◆ **WHAT TO PRODUCE**
What is the count of lines in the listing below that hold the string "noise"? Reply with that number alone.

◆ **PROVIDED RECORDS**
########################################

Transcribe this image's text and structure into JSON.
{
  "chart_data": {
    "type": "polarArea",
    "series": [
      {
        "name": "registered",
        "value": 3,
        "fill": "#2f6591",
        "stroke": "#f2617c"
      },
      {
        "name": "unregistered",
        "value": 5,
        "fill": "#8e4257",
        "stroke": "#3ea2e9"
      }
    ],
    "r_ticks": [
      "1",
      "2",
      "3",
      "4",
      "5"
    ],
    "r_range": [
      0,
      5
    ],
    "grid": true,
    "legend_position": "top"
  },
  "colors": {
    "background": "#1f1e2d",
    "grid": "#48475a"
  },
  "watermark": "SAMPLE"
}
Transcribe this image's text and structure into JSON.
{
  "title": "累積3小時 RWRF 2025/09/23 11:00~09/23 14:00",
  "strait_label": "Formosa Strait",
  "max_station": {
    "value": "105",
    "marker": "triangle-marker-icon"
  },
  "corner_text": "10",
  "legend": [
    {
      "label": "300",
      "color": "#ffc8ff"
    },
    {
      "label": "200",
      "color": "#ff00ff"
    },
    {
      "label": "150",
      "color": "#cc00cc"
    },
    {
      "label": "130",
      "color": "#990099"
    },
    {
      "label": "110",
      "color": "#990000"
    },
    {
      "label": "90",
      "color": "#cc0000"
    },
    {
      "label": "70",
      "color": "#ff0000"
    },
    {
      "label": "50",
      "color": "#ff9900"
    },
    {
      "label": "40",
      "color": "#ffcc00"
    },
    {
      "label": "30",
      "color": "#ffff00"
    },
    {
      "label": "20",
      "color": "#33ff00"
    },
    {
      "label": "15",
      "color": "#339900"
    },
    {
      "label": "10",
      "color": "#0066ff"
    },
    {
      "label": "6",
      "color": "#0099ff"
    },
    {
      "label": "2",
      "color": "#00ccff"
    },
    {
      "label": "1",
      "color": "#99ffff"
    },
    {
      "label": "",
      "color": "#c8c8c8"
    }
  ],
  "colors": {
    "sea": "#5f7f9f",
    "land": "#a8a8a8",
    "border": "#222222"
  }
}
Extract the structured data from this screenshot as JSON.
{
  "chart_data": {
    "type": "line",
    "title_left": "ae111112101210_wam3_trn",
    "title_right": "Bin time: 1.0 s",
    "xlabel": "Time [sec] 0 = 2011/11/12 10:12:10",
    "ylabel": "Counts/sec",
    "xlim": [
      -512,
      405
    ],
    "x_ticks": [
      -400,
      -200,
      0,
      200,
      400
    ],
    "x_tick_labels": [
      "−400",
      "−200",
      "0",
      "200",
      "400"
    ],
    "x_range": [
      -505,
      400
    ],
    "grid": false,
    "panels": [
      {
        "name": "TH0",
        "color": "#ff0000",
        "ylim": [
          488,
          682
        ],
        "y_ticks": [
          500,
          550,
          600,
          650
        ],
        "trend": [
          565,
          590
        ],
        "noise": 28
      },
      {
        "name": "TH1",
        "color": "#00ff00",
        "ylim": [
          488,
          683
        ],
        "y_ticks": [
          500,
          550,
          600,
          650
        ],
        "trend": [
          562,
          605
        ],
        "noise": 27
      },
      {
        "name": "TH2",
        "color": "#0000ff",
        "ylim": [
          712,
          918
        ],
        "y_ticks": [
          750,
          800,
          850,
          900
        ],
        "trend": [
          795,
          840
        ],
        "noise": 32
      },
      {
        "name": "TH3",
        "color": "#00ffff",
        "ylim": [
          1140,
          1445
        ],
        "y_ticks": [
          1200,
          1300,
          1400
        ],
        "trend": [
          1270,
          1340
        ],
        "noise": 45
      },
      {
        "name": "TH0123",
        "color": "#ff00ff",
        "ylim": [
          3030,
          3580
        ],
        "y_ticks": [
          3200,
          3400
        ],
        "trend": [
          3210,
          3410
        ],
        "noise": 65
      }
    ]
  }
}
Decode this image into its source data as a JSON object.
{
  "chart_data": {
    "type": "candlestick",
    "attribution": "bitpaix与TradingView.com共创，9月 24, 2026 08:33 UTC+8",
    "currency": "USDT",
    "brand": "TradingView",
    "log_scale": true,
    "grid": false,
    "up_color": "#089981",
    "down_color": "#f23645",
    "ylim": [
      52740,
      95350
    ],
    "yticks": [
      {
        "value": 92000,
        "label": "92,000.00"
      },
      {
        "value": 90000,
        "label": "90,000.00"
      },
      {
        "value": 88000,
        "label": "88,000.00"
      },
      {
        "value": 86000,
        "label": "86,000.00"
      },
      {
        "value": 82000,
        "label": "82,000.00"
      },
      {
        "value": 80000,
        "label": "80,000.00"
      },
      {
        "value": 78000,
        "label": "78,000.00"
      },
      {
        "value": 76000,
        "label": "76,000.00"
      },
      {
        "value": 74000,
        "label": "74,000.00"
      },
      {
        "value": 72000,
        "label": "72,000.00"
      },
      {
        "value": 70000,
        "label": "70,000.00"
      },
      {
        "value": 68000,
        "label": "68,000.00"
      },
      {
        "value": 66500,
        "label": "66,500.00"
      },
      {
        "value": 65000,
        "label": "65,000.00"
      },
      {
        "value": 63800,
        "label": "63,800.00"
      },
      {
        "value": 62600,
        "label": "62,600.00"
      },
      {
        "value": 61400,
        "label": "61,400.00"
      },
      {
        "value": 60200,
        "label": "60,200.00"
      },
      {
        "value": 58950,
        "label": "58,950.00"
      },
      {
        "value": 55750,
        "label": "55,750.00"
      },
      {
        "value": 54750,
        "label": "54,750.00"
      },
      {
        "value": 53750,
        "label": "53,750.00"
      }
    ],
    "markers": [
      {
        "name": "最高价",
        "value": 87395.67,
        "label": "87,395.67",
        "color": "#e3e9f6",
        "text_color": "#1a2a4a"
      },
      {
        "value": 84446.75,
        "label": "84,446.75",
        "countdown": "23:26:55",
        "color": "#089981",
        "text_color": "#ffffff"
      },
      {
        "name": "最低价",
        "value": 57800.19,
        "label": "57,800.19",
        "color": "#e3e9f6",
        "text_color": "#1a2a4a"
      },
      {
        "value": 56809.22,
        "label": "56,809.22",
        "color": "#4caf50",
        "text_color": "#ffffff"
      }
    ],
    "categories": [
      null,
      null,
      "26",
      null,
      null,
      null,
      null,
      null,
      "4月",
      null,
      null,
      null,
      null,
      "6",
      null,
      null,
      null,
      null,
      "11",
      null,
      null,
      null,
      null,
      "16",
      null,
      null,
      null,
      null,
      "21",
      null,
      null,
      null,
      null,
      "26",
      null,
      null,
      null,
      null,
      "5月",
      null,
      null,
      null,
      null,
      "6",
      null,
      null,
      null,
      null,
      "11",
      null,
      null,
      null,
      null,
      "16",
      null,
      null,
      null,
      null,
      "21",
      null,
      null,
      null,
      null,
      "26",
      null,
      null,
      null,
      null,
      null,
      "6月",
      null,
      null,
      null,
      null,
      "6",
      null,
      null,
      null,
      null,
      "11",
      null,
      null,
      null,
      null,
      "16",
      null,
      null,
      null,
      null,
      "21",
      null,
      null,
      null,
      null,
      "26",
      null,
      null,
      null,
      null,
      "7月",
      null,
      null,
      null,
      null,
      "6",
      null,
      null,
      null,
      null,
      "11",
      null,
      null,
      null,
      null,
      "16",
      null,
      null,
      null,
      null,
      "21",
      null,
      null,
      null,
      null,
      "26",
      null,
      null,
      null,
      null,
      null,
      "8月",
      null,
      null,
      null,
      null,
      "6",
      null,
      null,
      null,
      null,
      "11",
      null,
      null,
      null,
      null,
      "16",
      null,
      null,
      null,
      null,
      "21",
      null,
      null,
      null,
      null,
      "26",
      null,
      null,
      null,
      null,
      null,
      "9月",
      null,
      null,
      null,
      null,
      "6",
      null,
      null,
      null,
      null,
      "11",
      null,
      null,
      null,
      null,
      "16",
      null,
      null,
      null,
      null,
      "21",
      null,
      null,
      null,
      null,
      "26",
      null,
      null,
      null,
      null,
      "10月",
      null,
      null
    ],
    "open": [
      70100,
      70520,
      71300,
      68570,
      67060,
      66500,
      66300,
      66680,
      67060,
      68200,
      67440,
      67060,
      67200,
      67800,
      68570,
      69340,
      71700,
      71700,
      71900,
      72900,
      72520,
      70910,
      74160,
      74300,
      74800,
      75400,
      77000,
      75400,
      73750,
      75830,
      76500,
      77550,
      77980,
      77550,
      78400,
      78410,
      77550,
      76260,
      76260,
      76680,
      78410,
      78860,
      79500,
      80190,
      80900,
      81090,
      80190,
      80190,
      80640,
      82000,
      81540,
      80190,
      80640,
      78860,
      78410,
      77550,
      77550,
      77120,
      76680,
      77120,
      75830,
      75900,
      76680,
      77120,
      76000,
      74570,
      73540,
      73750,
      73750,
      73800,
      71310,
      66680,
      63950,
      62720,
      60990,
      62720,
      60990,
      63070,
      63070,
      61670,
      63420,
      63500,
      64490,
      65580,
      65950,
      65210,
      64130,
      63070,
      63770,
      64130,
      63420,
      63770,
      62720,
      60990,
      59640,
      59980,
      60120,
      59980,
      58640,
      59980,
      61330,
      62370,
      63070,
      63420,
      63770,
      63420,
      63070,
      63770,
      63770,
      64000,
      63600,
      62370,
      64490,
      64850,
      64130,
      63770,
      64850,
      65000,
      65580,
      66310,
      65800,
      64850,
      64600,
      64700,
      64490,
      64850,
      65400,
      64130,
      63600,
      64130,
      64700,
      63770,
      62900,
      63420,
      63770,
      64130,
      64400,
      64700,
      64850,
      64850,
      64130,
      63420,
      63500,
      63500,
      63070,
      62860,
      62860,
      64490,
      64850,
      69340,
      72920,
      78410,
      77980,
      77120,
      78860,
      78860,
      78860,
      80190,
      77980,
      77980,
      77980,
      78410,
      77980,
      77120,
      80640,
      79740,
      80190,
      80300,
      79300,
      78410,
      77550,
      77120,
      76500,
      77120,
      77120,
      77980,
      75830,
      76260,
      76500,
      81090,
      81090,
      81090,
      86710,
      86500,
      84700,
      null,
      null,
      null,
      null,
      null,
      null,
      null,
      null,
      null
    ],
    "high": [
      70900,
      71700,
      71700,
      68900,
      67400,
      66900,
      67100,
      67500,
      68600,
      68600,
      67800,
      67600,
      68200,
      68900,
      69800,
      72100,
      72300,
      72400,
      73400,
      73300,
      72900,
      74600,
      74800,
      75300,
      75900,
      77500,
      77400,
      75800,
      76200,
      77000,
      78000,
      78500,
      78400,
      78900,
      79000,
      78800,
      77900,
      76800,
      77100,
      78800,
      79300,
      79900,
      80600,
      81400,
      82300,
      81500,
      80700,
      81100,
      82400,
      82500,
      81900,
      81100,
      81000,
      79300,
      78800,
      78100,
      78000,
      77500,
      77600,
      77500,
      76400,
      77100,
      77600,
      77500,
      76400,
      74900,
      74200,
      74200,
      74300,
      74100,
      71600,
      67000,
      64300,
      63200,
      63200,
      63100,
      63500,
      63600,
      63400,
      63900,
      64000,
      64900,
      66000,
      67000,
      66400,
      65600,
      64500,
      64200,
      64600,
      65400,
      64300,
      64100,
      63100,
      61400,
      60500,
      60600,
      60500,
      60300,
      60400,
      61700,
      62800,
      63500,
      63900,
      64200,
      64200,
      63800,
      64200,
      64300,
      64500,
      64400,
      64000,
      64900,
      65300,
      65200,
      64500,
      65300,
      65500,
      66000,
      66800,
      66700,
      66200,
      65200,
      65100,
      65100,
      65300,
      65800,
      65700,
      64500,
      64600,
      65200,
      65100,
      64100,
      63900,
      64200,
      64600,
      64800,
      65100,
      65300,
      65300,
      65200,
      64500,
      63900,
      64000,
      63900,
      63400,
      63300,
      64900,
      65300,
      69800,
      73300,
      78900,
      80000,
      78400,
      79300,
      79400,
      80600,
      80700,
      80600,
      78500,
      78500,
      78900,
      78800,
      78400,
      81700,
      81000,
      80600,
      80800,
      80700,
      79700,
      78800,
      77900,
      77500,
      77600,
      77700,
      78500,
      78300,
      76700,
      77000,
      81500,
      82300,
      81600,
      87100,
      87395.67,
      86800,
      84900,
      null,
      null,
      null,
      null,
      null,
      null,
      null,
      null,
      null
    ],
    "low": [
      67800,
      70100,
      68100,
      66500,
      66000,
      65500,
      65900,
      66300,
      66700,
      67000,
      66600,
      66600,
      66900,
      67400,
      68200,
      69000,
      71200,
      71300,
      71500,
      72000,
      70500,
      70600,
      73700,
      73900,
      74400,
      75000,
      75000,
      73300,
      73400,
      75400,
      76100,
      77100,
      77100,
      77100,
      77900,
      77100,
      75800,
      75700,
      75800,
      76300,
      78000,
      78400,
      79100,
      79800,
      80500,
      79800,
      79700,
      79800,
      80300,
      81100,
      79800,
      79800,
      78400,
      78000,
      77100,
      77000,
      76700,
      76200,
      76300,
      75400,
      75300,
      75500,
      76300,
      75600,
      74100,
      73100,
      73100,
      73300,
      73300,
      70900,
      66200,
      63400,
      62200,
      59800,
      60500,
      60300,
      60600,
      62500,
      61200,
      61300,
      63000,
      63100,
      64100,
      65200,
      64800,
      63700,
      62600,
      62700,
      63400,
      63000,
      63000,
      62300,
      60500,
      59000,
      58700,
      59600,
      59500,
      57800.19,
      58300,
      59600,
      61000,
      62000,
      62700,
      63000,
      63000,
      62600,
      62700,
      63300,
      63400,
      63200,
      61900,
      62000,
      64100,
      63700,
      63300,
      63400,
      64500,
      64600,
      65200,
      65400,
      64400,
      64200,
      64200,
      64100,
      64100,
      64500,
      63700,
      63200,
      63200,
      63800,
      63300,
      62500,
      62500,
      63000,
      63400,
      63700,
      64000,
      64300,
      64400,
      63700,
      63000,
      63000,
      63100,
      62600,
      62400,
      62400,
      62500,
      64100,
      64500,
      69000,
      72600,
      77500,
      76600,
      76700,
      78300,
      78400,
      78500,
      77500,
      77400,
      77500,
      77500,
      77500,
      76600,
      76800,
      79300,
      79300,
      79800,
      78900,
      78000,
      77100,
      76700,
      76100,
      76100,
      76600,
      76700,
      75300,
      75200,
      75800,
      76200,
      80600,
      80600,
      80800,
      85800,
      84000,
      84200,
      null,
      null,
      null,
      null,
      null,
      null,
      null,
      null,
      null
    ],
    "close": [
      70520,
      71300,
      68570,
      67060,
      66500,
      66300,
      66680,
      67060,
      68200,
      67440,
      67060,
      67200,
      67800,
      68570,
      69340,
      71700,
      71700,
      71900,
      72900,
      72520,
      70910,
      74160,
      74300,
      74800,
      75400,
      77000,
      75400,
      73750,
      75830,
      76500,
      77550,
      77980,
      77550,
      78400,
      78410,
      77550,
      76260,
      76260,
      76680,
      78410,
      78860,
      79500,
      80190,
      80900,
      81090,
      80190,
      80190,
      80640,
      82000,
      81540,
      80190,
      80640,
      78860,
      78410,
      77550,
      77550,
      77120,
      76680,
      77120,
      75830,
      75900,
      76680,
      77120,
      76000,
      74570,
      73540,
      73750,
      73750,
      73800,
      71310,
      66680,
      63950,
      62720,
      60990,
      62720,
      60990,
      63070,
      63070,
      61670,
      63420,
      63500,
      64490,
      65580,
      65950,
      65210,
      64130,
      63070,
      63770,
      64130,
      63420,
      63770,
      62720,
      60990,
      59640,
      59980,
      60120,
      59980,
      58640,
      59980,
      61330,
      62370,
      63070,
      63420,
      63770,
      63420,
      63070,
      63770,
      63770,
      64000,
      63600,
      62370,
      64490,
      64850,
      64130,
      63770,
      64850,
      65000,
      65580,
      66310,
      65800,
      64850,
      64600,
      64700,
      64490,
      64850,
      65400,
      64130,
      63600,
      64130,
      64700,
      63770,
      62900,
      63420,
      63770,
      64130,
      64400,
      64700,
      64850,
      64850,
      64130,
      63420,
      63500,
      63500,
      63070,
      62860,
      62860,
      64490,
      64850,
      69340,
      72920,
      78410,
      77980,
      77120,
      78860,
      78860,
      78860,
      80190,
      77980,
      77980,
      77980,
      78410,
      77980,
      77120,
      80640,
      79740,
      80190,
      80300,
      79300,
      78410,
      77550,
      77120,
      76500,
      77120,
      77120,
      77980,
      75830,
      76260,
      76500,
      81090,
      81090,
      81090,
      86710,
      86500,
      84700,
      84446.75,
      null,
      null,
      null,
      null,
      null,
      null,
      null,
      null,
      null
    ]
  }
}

########################################

◆ **EXERCISE OUTPUT**
5